→ **EXTRACTED ENTRIES**:
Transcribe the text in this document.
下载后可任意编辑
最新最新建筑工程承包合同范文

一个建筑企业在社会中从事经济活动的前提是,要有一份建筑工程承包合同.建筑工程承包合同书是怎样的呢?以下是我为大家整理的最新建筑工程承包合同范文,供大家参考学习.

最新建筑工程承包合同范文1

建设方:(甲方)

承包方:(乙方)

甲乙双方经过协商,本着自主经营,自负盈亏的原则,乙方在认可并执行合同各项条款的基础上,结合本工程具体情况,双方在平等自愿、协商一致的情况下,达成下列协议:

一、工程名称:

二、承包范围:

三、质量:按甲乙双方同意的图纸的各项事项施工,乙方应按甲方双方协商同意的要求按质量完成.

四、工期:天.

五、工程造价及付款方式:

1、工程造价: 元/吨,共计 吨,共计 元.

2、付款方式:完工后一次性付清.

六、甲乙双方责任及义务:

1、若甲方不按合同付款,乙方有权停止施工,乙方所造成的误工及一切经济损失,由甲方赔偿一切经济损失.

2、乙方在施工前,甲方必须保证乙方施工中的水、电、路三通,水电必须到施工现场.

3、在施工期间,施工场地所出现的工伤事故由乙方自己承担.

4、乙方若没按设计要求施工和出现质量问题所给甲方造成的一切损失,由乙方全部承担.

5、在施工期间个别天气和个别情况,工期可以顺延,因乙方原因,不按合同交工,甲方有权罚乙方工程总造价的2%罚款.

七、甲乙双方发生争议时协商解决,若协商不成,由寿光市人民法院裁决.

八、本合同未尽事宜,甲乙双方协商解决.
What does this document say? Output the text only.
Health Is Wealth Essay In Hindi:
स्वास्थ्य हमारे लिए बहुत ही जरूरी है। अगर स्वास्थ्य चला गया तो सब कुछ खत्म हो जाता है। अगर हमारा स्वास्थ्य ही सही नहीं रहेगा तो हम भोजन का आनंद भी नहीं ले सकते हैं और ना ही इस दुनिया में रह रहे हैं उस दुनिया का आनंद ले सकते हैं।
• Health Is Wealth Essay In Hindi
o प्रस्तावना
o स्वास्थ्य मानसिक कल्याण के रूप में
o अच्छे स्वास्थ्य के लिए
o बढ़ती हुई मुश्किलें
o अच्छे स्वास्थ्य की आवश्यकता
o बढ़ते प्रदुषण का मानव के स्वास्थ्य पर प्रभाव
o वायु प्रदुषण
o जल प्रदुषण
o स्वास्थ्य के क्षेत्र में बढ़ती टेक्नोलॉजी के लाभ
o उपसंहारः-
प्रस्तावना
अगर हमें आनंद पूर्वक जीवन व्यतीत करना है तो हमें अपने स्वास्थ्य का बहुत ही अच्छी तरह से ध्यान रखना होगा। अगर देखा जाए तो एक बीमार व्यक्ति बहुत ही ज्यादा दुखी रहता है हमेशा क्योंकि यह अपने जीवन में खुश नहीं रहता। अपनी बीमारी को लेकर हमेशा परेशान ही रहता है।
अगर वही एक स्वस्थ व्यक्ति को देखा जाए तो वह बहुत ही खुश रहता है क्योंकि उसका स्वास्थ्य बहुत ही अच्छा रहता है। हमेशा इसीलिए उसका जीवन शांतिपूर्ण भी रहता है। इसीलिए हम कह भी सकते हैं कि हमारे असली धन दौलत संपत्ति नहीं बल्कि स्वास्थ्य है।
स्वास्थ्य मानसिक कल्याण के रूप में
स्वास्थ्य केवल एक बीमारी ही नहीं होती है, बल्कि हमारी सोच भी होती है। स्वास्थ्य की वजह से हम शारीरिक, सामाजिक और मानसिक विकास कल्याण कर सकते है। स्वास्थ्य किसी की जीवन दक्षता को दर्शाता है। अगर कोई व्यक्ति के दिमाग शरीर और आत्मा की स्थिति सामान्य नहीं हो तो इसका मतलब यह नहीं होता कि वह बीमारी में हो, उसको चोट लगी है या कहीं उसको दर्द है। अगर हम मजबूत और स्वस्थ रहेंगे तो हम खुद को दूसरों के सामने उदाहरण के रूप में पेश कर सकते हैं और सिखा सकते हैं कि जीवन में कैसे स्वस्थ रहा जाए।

→ **TASK STATEMENT**:
Pick out each line containing the string "this" and copy it.

→ **SOLUTION BELOW**:
Transcribe the text in this document.
What does this document say? Output the text only.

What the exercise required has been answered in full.